• The exercise
Report how many lines of the records below include the word "微博投诉操作细则". Give nothing but the number.

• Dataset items
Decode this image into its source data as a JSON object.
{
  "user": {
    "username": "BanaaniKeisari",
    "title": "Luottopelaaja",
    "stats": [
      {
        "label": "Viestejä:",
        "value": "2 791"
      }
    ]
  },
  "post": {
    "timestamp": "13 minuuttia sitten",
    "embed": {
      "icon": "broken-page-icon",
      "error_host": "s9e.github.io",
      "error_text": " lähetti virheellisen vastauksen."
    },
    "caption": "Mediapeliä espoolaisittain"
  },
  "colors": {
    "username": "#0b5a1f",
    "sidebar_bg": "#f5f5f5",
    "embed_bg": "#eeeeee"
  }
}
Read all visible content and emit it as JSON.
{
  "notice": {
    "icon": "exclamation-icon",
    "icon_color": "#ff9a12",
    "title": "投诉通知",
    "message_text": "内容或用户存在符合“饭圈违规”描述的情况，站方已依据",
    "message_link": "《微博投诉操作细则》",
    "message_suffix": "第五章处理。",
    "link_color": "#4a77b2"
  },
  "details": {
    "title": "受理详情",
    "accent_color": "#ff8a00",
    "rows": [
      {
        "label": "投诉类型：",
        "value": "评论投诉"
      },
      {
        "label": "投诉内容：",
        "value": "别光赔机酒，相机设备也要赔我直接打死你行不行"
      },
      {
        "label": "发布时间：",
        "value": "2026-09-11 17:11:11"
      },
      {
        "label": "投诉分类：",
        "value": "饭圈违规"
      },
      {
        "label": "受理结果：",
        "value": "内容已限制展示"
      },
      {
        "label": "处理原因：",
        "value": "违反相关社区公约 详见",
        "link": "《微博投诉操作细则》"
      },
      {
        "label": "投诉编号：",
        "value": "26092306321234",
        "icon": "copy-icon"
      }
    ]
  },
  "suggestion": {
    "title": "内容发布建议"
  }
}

• Answer to the exercise
2